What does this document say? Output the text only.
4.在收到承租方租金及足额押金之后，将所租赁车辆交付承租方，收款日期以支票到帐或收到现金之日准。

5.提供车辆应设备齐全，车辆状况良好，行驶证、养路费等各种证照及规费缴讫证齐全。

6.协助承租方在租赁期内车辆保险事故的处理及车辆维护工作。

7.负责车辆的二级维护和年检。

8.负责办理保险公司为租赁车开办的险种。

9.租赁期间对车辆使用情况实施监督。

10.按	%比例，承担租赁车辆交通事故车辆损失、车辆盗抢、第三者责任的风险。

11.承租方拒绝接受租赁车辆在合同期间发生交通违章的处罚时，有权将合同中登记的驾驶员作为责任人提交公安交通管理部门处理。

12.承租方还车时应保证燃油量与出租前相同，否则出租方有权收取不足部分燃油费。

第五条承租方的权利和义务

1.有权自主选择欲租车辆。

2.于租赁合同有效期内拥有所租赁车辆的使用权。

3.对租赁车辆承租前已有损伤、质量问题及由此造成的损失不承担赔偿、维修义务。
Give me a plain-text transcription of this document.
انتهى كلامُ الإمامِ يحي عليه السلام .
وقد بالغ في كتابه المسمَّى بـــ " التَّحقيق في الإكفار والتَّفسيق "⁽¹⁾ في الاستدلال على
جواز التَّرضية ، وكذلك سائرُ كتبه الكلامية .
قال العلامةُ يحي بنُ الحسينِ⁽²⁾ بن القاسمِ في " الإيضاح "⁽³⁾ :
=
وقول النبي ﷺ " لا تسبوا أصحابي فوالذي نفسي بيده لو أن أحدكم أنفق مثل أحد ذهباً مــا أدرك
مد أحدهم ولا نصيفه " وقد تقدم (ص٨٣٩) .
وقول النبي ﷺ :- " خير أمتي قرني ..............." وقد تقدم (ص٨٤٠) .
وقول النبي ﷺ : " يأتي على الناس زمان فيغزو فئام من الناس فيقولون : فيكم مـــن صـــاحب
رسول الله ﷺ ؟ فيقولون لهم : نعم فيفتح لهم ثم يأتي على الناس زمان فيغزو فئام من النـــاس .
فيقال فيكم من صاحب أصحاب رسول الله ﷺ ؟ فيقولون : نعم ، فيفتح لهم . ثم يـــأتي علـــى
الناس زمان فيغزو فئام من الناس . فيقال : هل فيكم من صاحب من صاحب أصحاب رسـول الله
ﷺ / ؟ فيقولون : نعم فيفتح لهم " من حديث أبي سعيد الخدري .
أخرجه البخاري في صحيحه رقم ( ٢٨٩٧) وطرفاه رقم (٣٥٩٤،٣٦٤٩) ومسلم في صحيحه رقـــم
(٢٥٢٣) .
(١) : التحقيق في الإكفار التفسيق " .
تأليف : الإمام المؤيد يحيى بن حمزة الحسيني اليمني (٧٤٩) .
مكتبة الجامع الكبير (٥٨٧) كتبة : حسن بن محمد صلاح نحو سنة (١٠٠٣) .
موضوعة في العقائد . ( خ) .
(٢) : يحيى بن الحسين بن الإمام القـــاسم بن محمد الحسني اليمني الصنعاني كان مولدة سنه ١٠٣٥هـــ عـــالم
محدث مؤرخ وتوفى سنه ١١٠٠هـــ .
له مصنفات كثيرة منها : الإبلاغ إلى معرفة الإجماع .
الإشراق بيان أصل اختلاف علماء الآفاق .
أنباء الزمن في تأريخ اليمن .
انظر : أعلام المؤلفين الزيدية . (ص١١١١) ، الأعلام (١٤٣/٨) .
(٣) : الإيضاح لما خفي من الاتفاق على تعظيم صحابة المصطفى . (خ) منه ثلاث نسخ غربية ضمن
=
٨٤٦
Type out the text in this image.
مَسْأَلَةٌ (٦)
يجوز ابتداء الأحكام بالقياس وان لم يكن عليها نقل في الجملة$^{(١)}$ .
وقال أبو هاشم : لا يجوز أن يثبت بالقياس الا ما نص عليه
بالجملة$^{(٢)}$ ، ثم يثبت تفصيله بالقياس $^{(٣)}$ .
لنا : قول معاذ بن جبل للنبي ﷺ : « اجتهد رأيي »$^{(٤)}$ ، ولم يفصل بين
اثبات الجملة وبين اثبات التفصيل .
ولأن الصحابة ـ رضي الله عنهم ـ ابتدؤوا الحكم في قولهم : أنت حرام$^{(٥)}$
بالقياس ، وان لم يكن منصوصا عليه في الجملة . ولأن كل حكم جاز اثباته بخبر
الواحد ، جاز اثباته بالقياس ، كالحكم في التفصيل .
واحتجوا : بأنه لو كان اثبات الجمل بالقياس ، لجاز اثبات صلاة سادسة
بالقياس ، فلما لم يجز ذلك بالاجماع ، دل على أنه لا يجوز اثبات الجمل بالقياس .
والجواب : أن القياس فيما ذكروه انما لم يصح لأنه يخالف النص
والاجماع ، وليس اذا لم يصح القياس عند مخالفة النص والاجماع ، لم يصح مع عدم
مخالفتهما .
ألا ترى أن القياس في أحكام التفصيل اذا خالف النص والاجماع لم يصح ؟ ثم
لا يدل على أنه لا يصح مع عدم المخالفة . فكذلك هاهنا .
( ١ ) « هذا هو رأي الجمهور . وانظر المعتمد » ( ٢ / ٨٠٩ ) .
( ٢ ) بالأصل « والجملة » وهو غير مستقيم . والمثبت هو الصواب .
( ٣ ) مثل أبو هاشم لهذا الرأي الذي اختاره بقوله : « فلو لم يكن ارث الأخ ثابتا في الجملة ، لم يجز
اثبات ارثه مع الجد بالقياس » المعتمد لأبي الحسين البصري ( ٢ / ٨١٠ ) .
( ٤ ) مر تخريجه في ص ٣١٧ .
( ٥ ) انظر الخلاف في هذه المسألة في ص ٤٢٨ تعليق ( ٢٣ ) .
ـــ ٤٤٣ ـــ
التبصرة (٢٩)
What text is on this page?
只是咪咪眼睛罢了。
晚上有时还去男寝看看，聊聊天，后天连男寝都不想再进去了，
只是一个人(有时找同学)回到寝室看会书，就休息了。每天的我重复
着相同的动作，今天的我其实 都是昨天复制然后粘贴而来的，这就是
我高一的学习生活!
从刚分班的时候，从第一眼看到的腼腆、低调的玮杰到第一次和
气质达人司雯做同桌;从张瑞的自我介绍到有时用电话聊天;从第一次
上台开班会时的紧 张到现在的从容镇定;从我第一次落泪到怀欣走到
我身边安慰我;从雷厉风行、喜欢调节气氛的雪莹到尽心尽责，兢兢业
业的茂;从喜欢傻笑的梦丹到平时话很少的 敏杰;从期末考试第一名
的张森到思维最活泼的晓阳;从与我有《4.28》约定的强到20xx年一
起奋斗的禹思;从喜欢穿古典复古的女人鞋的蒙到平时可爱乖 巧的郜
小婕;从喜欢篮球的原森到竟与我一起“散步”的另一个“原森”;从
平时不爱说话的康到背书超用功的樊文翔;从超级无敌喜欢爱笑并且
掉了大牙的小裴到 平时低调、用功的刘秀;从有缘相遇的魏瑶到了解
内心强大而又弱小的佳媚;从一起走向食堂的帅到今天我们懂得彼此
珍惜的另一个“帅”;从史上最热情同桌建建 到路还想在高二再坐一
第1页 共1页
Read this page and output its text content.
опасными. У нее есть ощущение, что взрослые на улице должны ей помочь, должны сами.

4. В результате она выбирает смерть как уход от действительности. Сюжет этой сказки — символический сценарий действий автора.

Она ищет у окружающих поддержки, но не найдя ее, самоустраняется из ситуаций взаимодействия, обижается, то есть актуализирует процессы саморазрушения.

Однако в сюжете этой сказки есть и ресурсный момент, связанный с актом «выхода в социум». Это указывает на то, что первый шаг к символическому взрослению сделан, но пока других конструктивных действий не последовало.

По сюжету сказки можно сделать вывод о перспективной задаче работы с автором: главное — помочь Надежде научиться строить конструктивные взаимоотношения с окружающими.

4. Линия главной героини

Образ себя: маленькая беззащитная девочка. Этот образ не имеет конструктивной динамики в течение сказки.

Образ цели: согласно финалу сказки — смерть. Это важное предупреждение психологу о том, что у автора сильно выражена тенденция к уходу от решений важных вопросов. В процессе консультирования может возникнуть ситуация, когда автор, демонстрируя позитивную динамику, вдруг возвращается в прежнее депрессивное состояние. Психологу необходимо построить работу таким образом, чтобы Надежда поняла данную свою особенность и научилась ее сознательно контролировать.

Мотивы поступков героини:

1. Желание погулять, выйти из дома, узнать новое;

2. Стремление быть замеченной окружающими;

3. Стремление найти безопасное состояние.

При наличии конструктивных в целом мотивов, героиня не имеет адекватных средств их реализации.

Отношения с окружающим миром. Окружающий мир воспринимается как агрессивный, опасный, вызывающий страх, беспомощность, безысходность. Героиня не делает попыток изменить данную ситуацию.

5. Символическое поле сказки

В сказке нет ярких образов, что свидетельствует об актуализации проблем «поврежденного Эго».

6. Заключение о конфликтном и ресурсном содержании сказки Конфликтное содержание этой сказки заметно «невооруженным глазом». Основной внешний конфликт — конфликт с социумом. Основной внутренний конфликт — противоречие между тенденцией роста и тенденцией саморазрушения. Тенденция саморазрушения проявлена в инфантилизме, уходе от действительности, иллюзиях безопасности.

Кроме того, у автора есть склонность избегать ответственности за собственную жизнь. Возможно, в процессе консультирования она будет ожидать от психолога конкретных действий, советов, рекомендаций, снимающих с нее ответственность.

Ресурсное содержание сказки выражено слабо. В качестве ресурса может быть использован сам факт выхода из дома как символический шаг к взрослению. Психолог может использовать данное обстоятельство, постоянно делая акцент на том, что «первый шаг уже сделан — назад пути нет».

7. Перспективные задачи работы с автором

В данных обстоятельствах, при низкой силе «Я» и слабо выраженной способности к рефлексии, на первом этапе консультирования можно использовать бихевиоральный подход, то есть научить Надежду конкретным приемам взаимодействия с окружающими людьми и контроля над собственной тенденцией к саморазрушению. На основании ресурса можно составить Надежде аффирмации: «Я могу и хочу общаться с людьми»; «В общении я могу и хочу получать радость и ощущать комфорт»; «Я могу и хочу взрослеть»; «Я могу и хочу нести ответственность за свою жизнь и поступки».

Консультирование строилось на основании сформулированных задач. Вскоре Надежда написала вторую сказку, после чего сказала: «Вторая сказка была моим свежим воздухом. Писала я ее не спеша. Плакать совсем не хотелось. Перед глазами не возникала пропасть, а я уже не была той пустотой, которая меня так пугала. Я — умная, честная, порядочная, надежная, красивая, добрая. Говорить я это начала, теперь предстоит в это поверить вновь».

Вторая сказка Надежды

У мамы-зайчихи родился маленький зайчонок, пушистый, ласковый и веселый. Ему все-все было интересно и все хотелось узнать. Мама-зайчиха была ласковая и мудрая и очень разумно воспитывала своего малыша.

--

Spot every line that holds "взрослению" and copy it.

Однако в сюжете этой сказки есть и ресурсный момент, связанный с актом «выхода в социум». Это указывает на то, что первый шаг к символическому взрослению сделан, но пока других конструктивных действий не последовало.
Ресурсное содержание сказки выражено слабо. В качестве ресурса может быть использован сам факт выхода из дома как символический шаг к взрослению. Психолог может использовать данное обстоятельство, постоянно делая акцент на том, что «первый шаг уже сделан — назад пути нет».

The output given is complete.